Render the following material again verbatim, leaving nothing out.

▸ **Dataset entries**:
________________

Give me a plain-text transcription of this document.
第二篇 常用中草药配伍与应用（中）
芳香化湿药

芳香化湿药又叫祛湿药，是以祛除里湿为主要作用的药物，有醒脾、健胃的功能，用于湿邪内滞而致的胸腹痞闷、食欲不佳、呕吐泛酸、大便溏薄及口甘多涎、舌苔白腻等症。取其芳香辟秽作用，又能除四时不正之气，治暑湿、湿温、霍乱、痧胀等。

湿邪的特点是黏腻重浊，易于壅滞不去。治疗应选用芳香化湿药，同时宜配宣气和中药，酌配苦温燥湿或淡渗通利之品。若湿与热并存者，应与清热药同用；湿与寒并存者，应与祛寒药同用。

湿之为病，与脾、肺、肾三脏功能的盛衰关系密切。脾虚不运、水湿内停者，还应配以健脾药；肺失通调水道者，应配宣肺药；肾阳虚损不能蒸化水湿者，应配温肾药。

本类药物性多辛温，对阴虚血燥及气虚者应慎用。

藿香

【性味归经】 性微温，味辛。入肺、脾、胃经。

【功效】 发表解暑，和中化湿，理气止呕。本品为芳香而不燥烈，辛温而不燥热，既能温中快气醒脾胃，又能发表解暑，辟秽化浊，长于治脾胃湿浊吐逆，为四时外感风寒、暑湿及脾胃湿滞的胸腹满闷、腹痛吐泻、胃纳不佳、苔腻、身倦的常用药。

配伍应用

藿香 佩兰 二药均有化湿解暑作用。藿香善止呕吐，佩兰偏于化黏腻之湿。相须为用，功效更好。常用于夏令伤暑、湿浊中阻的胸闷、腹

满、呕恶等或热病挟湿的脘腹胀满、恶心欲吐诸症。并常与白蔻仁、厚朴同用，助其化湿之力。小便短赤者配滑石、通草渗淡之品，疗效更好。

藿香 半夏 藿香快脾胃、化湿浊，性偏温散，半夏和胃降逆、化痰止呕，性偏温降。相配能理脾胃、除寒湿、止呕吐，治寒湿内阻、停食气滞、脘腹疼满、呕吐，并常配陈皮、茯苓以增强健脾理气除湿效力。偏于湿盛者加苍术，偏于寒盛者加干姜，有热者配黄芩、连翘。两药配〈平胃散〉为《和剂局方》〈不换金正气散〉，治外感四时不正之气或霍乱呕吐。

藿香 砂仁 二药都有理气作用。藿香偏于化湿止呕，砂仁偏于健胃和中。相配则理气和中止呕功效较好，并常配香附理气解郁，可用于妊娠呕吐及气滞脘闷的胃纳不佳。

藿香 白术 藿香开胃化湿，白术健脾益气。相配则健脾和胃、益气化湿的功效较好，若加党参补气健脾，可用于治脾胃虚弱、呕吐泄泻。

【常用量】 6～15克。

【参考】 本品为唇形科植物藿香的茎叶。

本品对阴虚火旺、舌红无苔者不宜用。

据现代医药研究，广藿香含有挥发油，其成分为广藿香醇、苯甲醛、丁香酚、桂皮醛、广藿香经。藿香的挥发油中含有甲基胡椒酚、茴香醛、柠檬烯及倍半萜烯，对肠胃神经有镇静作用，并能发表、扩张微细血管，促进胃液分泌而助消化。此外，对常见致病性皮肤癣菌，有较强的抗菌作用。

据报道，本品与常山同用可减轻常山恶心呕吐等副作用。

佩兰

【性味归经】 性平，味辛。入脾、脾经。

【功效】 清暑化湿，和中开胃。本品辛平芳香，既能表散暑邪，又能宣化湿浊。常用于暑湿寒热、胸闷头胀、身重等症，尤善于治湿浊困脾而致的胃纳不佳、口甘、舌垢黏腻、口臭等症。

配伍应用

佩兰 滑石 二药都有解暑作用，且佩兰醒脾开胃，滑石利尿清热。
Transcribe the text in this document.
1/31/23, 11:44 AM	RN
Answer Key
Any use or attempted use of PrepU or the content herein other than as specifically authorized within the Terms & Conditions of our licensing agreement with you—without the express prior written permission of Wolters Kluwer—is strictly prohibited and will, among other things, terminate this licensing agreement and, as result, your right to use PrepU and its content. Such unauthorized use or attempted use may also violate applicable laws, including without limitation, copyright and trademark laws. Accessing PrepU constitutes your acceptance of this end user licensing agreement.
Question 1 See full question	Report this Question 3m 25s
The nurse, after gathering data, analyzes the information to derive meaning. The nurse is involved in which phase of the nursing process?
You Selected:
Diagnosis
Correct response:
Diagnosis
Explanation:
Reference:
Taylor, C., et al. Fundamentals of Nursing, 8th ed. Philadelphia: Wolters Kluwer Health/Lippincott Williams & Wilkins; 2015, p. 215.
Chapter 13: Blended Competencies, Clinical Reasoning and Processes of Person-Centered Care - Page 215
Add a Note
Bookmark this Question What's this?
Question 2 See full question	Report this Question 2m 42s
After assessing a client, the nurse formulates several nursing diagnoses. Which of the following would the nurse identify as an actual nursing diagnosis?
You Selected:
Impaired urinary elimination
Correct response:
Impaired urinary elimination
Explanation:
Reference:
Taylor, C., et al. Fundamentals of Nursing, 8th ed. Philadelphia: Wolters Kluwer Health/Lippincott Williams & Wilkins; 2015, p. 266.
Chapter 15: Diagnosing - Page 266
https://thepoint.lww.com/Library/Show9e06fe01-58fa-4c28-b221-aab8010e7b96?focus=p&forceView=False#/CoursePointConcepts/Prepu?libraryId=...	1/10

________________

▸ **CORRECT RESULT**:
Give me a plain-text transcription of this document.
第二篇 常用中草药配伍与应用（中）
芳香化湿药

芳香化湿药又叫祛湿药，是以祛除里湿为主要作用的药物，有醒脾、健胃的功能，用于湿邪内滞而致的胸腹痞闷、食欲不佳、呕吐泛酸、大便溏薄及口甘多涎、舌苔白腻等症。取其芳香辟秽作用，又能除四时不正之气，治暑湿、湿温、霍乱、痧胀等。

湿邪的特点是黏腻重浊，易于壅滞不去。治疗应选用芳香化湿药，同时宜配宣气和中药，酌配苦温燥湿或淡渗通利之品。若湿与热并存者，应与清热药同用；湿与寒并存者，应与祛寒药同用。

湿之为病，与脾、肺、肾三脏功能的盛衰关系密切。脾虚不运、水湿内停者，还应配以健脾药；肺失通调水道者，应配宣肺药；肾阳虚损不能蒸化水湿者，应配温肾药。

本类药物性多辛温，对阴虚血燥及气虚者应慎用。

藿香

【性味归经】 性微温，味辛。入肺、脾、胃经。

【功效】 发表解暑，和中化湿，理气止呕。本品为芳香而不燥烈，辛温而不燥热，既能温中快气醒脾胃，又能发表解暑，辟秽化浊，长于治脾胃湿浊吐逆，为四时外感风寒、暑湿及脾胃湿滞的胸腹满闷、腹痛吐泻、胃纳不佳、苔腻、身倦的常用药。

配伍应用

藿香 佩兰 二药均有化湿解暑作用。藿香善止呕吐，佩兰偏于化黏腻之湿。相须为用，功效更好。常用于夏令伤暑、湿浊中阻的胸闷、腹

满、呕恶等或热病挟湿的脘腹胀满、恶心欲吐诸症。并常与白蔻仁、厚朴同用，助其化湿之力。小便短赤者配滑石、通草渗淡之品，疗效更好。

藿香 半夏 藿香快脾胃、化湿浊，性偏温散，半夏和胃降逆、化痰止呕，性偏温降。相配能理脾胃、除寒湿、止呕吐，治寒湿内阻、停食气滞、脘腹疼满、呕吐，并常配陈皮、茯苓以增强健脾理气除湿效力。偏于湿盛者加苍术，偏于寒盛者加干姜，有热者配黄芩、连翘。两药配〈平胃散〉为《和剂局方》〈不换金正气散〉，治外感四时不正之气或霍乱呕吐。

藿香 砂仁 二药都有理气作用。藿香偏于化湿止呕，砂仁偏于健胃和中。相配则理气和中止呕功效较好，并常配香附理气解郁，可用于妊娠呕吐及气滞脘闷的胃纳不佳。

藿香 白术 藿香开胃化湿，白术健脾益气。相配则健脾和胃、益气化湿的功效较好，若加党参补气健脾，可用于治脾胃虚弱、呕吐泄泻。

【常用量】 6～15克。

【参考】 本品为唇形科植物藿香的茎叶。

本品对阴虚火旺、舌红无苔者不宜用。

据现代医药研究，广藿香含有挥发油，其成分为广藿香醇、苯甲醛、丁香酚、桂皮醛、广藿香经。藿香的挥发油中含有甲基胡椒酚、茴香醛、柠檬烯及倍半萜烯，对肠胃神经有镇静作用，并能发表、扩张微细血管，促进胃液分泌而助消化。此外，对常见致病性皮肤癣菌，有较强的抗菌作用。

据报道，本品与常山同用可减轻常山恶心呕吐等副作用。

佩兰

【性味归经】 性平，味辛。入脾、脾经。

【功效】 清暑化湿，和中开胃。本品辛平芳香，既能表散暑邪，又能宣化湿浊。常用于暑湿寒热、胸闷头胀、身重等症，尤善于治湿浊困脾而致的胃纳不佳、口甘、舌垢黏腻、口臭等症。

配伍应用

佩兰 滑石 二药都有解暑作用，且佩兰醒脾开胃，滑石利尿清热。
Transcribe the text in this document.
1/31/23, 11:44 AM	RN
Answer Key
Any use or attempted use of PrepU or the content herein other than as specifically authorized within the Terms & Conditions of our licensing agreement with you—without the express prior written permission of Wolters Kluwer—is strictly prohibited and will, among other things, terminate this licensing agreement and, as result, your right to use PrepU and its content. Such unauthorized use or attempted use may also violate applicable laws, including without limitation, copyright and trademark laws. Accessing PrepU constitutes your acceptance of this end user licensing agreement.
Question 1 See full question	Report this Question 3m 25s
The nurse, after gathering data, analyzes the information to derive meaning. The nurse is involved in which phase of the nursing process?
You Selected:
Diagnosis
Correct response:
Diagnosis
Explanation:
Reference:
Taylor, C., et al. Fundamentals of Nursing, 8th ed. Philadelphia: Wolters Kluwer Health/Lippincott Williams & Wilkins; 2015, p. 215.
Chapter 13: Blended Competencies, Clinical Reasoning and Processes of Person-Centered Care - Page 215
Add a Note
Bookmark this Question What's this?
Question 2 See full question	Report this Question 2m 42s
After assessing a client, the nurse formulates several nursing diagnoses. Which of the following would the nurse identify as an actual nursing diagnosis?
You Selected:
Impaired urinary elimination
Correct response:
Impaired urinary elimination
Explanation:
Reference:
Taylor, C., et al. Fundamentals of Nursing, 8th ed. Philadelphia: Wolters Kluwer Health/Lippincott Williams & Wilkins; 2015, p. 266.
Chapter 15: Diagnosing - Page 266
https://thepoint.lww.com/Library/Show9e06fe01-58fa-4c28-b221-aab8010e7b96?focus=p&forceView=False#/CoursePointConcepts/Prepu?libraryId=...	1/10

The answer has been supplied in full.